Input data:
########

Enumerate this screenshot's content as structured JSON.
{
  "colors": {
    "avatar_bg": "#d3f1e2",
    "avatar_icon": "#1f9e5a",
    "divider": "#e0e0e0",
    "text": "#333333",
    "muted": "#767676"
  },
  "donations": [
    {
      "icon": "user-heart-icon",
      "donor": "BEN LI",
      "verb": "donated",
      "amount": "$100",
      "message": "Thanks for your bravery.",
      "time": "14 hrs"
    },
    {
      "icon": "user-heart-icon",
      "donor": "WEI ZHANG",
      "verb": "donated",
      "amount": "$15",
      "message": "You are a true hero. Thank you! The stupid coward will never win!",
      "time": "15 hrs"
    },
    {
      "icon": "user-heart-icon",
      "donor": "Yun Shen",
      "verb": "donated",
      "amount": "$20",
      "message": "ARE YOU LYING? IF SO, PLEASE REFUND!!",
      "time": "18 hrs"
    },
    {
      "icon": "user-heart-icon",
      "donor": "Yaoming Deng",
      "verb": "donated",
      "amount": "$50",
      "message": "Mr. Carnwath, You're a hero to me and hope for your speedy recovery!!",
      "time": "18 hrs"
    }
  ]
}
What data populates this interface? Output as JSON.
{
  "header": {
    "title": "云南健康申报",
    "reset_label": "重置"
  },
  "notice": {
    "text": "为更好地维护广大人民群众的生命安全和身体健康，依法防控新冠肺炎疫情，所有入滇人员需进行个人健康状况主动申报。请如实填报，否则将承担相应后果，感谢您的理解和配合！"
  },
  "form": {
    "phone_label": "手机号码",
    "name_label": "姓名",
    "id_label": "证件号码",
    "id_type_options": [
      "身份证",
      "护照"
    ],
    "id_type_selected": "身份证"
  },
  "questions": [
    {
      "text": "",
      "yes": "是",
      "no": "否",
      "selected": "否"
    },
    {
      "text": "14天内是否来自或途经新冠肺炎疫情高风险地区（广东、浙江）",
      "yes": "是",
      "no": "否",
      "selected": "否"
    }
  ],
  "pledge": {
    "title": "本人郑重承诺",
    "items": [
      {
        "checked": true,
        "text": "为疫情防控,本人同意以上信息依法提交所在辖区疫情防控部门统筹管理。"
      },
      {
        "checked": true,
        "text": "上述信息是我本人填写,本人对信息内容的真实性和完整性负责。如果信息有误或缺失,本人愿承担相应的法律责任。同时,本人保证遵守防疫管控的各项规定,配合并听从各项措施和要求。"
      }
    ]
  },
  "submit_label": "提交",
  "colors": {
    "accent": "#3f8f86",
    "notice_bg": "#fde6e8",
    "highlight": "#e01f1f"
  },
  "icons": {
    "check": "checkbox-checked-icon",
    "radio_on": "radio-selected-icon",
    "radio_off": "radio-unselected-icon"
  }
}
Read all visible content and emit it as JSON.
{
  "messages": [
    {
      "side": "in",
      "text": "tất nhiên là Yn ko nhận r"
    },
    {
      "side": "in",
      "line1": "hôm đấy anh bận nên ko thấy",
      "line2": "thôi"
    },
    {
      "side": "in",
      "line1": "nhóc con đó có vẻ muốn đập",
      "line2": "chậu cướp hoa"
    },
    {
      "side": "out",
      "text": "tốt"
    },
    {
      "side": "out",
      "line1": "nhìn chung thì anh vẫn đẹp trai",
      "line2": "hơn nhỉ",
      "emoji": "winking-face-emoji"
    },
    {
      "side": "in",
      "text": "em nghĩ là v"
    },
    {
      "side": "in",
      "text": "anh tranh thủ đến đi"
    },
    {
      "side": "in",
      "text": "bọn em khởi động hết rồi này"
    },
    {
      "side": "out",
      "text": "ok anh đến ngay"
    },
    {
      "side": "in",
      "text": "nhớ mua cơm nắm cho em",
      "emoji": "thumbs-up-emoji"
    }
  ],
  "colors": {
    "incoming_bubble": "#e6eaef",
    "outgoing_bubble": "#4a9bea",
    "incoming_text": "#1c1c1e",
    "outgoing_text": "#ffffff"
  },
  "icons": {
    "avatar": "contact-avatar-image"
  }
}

########

Written problem:
Isolate the lines above that contain the word "time" and copy them.

Result of the task:
      "time": "14 hrs"
      "time": "15 hrs"
      "time": "18 hrs"
      "time": "18 hrs"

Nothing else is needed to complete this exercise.